BEGIN Data to use

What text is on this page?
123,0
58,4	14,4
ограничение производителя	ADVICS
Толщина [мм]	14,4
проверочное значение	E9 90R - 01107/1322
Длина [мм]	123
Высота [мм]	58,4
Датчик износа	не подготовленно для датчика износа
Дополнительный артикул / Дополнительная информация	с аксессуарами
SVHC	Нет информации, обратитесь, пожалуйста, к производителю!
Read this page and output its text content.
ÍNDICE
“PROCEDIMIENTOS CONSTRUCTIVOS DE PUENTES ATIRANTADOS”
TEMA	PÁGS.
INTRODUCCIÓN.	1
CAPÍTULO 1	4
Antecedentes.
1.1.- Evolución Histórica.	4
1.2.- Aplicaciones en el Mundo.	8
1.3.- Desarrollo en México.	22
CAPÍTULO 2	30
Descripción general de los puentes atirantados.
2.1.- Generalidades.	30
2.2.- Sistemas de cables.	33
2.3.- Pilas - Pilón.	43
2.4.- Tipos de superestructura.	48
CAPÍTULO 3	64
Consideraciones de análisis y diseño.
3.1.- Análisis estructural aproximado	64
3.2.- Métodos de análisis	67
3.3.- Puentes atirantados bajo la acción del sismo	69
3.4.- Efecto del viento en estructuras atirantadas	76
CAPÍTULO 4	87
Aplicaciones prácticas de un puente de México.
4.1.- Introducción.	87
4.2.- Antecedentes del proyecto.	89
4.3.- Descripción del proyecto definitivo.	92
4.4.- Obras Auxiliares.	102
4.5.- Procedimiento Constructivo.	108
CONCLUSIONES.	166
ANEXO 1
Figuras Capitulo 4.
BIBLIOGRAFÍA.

END Data to use

Go through the records above and retype each one exactly.

What text is on this page?
123,0
58,4	14,4
ограничение производителя	ADVICS
Толщина [мм]	14,4
проверочное значение	E9 90R - 01107/1322
Длина [мм]	123
Высота [мм]	58,4
Датчик износа	не подготовленно для датчика износа
Дополнительный артикул / Дополнительная информация	с аксессуарами
SVHC	Нет информации, обратитесь, пожалуйста, к производителю!
Read this page and output its text content.
ÍNDICE
“PROCEDIMIENTOS CONSTRUCTIVOS DE PUENTES ATIRANTADOS”
TEMA	PÁGS.
INTRODUCCIÓN.	1
CAPÍTULO 1	4
Antecedentes.
1.1.- Evolución Histórica.	4
1.2.- Aplicaciones en el Mundo.	8
1.3.- Desarrollo en México.	22
CAPÍTULO 2	30
Descripción general de los puentes atirantados.
2.1.- Generalidades.	30
2.2.- Sistemas de cables.	33
2.3.- Pilas - Pilón.	43
2.4.- Tipos de superestructura.	48
CAPÍTULO 3	64
Consideraciones de análisis y diseño.
3.1.- Análisis estructural aproximado	64
3.2.- Métodos de análisis	67
3.3.- Puentes atirantados bajo la acción del sismo	69
3.4.- Efecto del viento en estructuras atirantadas	76
CAPÍTULO 4	87
Aplicaciones prácticas de un puente de México.
4.1.- Introducción.	87
4.2.- Antecedentes del proyecto.	89
4.3.- Descripción del proyecto definitivo.	92
4.4.- Obras Auxiliares.	102
4.5.- Procedimiento Constructivo.	108
CONCLUSIONES.	166
ANEXO 1
Figuras Capitulo 4.
BIBLIOGRAFÍA.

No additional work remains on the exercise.